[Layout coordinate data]
▬▬▬
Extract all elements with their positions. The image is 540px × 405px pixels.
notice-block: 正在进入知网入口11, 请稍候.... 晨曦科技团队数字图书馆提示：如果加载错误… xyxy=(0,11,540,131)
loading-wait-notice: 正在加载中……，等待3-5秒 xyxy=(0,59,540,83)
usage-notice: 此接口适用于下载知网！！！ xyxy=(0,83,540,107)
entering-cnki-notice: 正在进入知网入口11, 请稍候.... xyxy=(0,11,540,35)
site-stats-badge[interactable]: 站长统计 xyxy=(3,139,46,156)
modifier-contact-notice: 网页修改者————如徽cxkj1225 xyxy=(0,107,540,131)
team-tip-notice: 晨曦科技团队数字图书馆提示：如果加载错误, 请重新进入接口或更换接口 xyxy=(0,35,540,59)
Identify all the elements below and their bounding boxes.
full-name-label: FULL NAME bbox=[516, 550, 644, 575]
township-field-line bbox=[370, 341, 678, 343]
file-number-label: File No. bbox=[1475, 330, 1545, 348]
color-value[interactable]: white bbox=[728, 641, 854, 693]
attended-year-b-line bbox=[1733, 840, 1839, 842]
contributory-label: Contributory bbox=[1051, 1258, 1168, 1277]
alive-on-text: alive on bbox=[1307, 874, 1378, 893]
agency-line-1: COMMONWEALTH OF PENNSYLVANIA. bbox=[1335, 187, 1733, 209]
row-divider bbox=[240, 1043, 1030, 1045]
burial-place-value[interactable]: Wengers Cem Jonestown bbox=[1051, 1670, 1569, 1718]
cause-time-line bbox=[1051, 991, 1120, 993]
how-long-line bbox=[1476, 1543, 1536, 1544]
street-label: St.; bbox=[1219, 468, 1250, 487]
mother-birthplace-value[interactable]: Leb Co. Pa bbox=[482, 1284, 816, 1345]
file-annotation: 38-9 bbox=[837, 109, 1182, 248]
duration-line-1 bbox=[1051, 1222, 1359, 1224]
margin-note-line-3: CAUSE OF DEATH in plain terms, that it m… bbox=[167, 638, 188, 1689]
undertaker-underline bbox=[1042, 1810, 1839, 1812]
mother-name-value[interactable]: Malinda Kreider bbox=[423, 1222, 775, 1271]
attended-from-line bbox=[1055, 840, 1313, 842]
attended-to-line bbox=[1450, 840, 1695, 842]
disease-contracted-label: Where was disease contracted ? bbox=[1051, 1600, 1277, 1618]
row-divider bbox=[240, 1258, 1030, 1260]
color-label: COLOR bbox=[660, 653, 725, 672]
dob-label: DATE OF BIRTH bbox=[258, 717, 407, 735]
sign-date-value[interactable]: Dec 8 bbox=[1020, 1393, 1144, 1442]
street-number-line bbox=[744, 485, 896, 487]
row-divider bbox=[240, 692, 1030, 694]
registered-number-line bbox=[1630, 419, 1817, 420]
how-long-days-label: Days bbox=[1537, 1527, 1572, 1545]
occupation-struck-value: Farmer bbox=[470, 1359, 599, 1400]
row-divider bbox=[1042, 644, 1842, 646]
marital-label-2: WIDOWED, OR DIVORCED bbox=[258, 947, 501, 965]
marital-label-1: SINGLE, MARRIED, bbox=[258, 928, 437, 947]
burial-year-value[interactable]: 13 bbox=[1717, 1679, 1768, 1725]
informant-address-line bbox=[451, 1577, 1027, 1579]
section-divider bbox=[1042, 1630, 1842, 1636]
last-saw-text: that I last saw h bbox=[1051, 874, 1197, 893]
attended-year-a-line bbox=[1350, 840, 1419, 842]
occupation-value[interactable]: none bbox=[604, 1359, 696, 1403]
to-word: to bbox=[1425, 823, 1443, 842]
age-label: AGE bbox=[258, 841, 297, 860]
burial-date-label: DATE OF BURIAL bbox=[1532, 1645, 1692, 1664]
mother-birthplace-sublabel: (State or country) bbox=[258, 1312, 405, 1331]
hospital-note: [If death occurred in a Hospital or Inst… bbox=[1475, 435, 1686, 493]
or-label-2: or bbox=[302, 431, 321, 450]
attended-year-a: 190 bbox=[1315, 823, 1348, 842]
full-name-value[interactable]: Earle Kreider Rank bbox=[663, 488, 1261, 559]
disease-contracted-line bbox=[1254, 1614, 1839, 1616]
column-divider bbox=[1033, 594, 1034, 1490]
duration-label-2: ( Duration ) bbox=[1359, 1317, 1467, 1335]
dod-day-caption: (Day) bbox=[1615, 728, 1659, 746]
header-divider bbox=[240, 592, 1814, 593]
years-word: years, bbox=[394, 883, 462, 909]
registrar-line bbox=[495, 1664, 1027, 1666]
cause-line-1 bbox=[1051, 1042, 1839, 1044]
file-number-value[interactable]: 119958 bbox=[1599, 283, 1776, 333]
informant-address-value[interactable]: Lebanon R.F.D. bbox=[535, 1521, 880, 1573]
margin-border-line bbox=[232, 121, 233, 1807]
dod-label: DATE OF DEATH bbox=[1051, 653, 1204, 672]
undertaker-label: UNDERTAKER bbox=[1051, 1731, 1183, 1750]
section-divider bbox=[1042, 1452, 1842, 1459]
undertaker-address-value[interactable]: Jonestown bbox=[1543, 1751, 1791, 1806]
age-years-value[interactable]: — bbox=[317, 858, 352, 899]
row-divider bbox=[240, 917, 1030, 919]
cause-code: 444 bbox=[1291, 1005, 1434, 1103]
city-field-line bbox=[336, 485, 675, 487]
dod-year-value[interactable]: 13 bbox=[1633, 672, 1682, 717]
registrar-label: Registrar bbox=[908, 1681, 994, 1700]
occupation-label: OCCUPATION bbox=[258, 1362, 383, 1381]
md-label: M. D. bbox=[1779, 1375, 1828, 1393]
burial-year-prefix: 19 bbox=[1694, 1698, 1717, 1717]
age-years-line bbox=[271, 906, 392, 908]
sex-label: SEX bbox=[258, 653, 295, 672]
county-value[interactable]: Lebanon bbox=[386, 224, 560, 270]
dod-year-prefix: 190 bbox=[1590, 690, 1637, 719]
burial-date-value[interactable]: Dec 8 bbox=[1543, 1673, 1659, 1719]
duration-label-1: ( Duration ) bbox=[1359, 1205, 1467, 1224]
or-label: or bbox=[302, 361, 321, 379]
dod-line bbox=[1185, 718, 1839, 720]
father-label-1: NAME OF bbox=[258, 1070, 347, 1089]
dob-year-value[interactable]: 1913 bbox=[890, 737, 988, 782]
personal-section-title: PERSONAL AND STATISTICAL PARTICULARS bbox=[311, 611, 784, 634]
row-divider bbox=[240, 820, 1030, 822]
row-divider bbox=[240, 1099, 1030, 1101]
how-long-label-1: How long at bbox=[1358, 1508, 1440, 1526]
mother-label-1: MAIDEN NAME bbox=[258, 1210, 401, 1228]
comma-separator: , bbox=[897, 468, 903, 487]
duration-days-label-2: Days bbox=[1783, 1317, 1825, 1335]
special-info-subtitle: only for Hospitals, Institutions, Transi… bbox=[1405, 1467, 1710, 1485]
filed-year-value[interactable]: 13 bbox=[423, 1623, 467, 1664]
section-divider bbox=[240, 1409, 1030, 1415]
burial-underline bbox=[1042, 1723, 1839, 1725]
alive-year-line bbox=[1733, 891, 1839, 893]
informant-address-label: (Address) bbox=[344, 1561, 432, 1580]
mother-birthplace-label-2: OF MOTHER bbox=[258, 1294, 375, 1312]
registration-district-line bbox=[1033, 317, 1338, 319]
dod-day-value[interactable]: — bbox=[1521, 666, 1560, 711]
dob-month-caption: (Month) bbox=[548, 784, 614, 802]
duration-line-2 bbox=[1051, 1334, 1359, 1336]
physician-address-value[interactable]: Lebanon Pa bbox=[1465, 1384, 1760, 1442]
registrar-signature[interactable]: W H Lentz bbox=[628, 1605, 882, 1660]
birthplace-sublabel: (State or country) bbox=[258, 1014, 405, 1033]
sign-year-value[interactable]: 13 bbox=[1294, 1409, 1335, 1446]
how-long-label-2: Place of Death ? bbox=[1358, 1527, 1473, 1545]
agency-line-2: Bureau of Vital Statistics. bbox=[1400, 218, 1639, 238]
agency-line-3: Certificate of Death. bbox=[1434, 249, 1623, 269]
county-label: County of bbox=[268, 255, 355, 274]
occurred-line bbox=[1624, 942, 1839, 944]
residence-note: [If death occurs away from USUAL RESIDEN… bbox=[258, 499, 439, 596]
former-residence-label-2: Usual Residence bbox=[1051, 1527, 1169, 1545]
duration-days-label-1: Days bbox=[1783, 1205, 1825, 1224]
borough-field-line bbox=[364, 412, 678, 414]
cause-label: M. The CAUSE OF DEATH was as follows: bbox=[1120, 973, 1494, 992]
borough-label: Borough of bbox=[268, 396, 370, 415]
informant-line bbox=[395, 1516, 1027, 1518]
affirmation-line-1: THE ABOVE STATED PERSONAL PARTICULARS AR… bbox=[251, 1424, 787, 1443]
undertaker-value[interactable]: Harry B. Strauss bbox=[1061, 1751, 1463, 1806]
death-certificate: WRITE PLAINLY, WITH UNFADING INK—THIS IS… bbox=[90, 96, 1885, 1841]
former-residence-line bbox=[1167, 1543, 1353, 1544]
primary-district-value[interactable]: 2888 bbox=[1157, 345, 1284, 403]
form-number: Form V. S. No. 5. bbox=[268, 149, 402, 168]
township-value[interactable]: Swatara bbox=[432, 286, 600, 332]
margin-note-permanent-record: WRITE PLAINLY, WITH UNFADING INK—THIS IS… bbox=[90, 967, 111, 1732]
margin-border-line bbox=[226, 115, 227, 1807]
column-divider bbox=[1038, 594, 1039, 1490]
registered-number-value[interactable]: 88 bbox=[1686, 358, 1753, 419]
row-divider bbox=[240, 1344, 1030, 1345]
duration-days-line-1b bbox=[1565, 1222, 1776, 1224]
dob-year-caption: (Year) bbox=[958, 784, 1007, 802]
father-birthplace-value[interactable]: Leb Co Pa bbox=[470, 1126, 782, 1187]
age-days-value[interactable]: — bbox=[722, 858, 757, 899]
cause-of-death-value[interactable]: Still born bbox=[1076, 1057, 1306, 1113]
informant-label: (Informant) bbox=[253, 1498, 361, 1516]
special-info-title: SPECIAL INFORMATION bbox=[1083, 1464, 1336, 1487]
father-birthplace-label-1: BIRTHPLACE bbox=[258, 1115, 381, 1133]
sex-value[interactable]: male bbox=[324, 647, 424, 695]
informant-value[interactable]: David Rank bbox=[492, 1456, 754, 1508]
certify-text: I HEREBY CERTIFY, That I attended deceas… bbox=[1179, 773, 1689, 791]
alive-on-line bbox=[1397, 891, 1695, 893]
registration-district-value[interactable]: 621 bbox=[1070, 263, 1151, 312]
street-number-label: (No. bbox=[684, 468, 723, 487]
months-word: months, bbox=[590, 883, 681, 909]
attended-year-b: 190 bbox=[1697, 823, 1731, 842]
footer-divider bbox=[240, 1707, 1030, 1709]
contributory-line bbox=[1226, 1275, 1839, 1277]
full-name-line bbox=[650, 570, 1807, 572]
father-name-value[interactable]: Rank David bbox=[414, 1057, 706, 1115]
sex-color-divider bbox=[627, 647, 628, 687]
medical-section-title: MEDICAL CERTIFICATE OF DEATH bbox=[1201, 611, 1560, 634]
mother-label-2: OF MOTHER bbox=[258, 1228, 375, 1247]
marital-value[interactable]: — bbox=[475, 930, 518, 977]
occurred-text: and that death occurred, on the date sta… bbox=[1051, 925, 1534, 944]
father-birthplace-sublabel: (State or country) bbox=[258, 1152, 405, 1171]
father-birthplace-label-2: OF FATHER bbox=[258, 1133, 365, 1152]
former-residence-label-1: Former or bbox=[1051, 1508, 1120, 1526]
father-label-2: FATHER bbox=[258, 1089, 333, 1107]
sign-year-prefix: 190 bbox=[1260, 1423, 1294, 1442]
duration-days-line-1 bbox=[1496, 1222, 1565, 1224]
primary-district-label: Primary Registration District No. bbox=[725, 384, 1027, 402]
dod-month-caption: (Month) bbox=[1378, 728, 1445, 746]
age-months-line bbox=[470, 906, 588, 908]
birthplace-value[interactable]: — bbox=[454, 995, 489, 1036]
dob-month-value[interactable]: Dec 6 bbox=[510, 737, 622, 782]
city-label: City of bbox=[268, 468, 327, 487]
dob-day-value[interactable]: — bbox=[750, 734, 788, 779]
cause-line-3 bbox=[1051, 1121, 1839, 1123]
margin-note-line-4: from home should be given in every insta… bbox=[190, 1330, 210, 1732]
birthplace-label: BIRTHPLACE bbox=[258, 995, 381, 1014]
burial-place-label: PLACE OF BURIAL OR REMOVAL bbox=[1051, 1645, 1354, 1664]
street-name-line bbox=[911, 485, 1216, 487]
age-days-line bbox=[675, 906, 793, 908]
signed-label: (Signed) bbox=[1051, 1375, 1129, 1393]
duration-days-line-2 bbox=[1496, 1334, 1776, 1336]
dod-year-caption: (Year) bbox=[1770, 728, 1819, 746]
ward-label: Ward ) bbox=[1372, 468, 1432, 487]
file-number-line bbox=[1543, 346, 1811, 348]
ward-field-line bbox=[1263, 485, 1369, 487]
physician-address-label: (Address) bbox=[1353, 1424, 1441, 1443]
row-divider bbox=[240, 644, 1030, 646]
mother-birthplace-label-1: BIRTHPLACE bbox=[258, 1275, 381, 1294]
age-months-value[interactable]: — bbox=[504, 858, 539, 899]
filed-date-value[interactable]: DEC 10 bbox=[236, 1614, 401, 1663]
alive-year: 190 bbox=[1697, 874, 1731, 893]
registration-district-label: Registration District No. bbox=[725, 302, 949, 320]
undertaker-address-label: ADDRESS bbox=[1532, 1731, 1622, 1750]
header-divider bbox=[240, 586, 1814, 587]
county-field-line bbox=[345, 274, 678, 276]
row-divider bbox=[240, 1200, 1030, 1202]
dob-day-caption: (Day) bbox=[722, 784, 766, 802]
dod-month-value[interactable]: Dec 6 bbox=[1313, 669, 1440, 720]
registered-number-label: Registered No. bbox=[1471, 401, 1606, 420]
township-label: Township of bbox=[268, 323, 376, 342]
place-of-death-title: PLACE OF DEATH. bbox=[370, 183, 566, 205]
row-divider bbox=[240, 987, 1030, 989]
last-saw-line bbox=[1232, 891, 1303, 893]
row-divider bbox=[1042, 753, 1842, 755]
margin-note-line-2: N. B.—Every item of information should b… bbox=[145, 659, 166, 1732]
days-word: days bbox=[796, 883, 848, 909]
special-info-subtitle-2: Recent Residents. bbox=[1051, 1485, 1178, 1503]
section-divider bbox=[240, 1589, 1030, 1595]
▬▬▬
[TASK PROMPT] Reproduce the material from its first line through the line containing "alive-on-text: alive on", changing each occurrence of "xyxy" to "coords" and leaving everything else unaltered.

[RIGHT ANSWER]
Extract all elements with their positions. The image is 540px × 405px pixels.
notice-block: 正在进入知网入口11, 请稍候.... 晨曦科技团队数字图书馆提示：如果加载错误… coords=(0,11,540,131)
loading-wait-notice: 正在加载中……，等待3-5秒 coords=(0,59,540,83)
usage-notice: 此接口适用于下载知网！！！ coords=(0,83,540,107)
entering-cnki-notice: 正在进入知网入口11, 请稍候.... coords=(0,11,540,35)
site-stats-badge[interactable]: 站长统计 coords=(3,139,46,156)
modifier-contact-notice: 网页修改者————如徽cxkj1225 coords=(0,107,540,131)
team-tip-notice: 晨曦科技团队数字图书馆提示：如果加载错误, 请重新进入接口或更换接口 coords=(0,35,540,59)
Identify all the elements below and their bounding boxes.
full-name-label: FULL NAME bbox=[516, 550, 644, 575]
township-field-line bbox=[370, 341, 678, 343]
file-number-label: File No. bbox=[1475, 330, 1545, 348]
color-value[interactable]: white bbox=[728, 641, 854, 693]
attended-year-b-line bbox=[1733, 840, 1839, 842]
contributory-label: Contributory bbox=[1051, 1258, 1168, 1277]
alive-on-text: alive on bbox=[1307, 874, 1378, 893]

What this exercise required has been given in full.